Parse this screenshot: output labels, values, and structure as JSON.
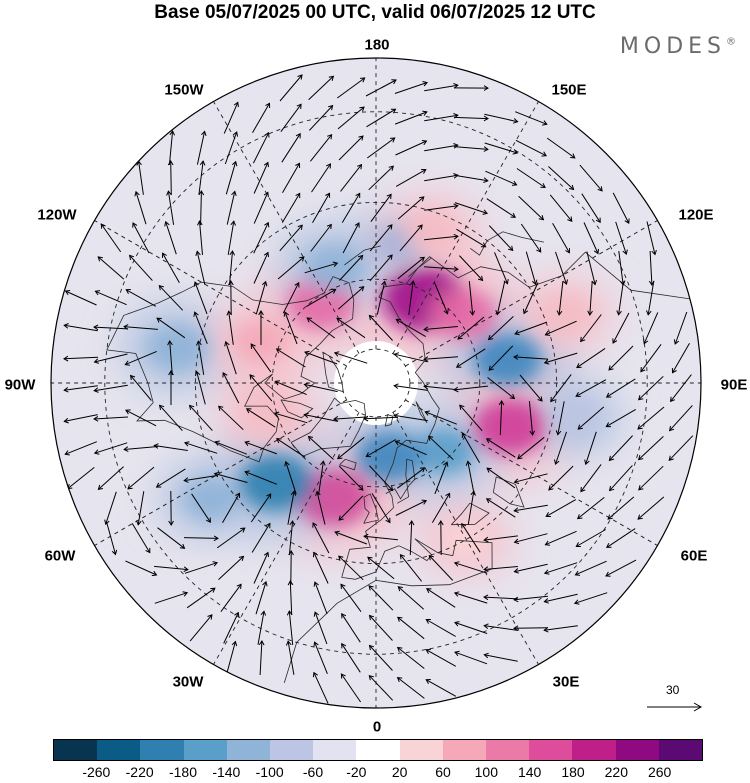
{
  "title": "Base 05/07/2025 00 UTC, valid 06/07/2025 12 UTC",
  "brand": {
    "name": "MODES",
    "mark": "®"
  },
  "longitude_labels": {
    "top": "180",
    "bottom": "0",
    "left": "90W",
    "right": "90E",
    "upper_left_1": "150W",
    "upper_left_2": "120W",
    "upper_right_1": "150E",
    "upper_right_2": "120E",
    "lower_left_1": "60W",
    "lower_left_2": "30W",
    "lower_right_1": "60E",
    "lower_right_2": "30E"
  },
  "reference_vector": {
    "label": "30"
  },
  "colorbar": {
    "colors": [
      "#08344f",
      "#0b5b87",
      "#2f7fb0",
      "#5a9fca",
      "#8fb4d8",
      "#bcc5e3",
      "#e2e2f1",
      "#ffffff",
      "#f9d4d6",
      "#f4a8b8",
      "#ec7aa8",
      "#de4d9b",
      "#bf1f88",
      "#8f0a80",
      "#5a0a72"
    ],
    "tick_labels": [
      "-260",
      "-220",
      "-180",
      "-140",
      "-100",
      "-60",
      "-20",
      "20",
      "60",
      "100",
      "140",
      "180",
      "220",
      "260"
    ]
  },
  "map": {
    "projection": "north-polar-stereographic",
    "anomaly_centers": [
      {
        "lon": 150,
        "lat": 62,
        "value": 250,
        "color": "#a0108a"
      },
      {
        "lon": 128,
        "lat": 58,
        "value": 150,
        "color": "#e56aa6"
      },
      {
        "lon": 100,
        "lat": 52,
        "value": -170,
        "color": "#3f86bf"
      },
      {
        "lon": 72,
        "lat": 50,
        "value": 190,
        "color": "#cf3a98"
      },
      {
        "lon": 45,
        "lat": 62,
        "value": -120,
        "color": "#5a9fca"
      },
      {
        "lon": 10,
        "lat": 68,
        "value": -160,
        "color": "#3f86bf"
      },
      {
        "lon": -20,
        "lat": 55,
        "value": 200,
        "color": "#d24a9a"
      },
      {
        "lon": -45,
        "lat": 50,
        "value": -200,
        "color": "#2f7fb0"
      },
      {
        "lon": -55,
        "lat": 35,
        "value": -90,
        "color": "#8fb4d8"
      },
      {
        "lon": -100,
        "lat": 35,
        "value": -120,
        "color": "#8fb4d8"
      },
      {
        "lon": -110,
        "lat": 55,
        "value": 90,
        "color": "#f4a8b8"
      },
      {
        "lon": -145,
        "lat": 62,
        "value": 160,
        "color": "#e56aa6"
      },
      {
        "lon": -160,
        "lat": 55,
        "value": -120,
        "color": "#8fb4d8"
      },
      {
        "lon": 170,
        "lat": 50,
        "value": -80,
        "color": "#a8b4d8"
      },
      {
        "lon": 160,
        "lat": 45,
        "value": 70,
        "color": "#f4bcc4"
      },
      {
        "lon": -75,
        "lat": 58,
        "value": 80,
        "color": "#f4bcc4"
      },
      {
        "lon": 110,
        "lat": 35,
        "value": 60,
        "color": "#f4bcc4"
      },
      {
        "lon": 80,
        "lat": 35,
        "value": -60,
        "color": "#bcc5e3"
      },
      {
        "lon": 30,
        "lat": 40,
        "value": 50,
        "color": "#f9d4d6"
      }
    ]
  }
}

_ _ _ _ _ _ _

EXERCISE OBJECTIVE: Return each line from the material above exactly, but not the pictures.

SOLVED EXERCISE:
Parse this screenshot: output labels, values, and structure as JSON.
{
  "title": "Base 05/07/2025 00 UTC, valid 06/07/2025 12 UTC",
  "brand": {
    "name": "MODES",
    "mark": "®"
  },
  "longitude_labels": {
    "top": "180",
    "bottom": "0",
    "left": "90W",
    "right": "90E",
    "upper_left_1": "150W",
    "upper_left_2": "120W",
    "upper_right_1": "150E",
    "upper_right_2": "120E",
    "lower_left_1": "60W",
    "lower_left_2": "30W",
    "lower_right_1": "60E",
    "lower_right_2": "30E"
  },
  "reference_vector": {
    "label": "30"
  },
  "colorbar": {
    "colors": [
      "#08344f",
      "#0b5b87",
      "#2f7fb0",
      "#5a9fca",
      "#8fb4d8",
      "#bcc5e3",
      "#e2e2f1",
      "#ffffff",
      "#f9d4d6",
      "#f4a8b8",
      "#ec7aa8",
      "#de4d9b",
      "#bf1f88",
      "#8f0a80",
      "#5a0a72"
    ],
    "tick_labels": [
      "-260",
      "-220",
      "-180",
      "-140",
      "-100",
      "-60",
      "-20",
      "20",
      "60",
      "100",
      "140",
      "180",
      "220",
      "260"
    ]
  },
  "map": {
    "projection": "north-polar-stereographic",
    "anomaly_centers": [
      {
        "lon": 150,
        "lat": 62,
        "value": 250,
        "color": "#a0108a"
      },
      {
        "lon": 128,
        "lat": 58,
        "value": 150,
        "color": "#e56aa6"
      },
      {
        "lon": 100,
        "lat": 52,
        "value": -170,
        "color": "#3f86bf"
      },
      {
        "lon": 72,
        "lat": 50,
        "value": 190,
        "color": "#cf3a98"
      },
      {
        "lon": 45,
        "lat": 62,
        "value": -120,
        "color": "#5a9fca"
      },
      {
        "lon": 10,
        "lat": 68,
        "value": -160,
        "color": "#3f86bf"
      },
      {
        "lon": -20,
        "lat": 55,
        "value": 200,
        "color": "#d24a9a"
      },
      {
        "lon": -45,
        "lat": 50,
        "value": -200,
        "color": "#2f7fb0"
      },
      {
        "lon": -55,
        "lat": 35,
        "value": -90,
        "color": "#8fb4d8"
      },
      {
        "lon": -100,
        "lat": 35,
        "value": -120,
        "color": "#8fb4d8"
      },
      {
        "lon": -110,
        "lat": 55,
        "value": 90,
        "color": "#f4a8b8"
      },
      {
        "lon": -145,
        "lat": 62,
        "value": 160,
        "color": "#e56aa6"
      },
      {
        "lon": -160,
        "lat": 55,
        "value": -120,
        "color": "#8fb4d8"
      },
      {
        "lon": 170,
        "lat": 50,
        "value": -80,
        "color": "#a8b4d8"
      },
      {
        "lon": 160,
        "lat": 45,
        "value": 70,
        "color": "#f4bcc4"
      },
      {
        "lon": -75,
        "lat": 58,
        "value": 80,
        "color": "#f4bcc4"
      },
      {
        "lon": 110,
        "lat": 35,
        "value": 60,
        "color": "#f4bcc4"
      },
      {
        "lon": 80,
        "lat": 35,
        "value": -60,
        "color": "#bcc5e3"
      },
      {
        "lon": 30,
        "lat": 40,
        "value": 50,
        "color": "#f9d4d6"
      }
    ]
  }
}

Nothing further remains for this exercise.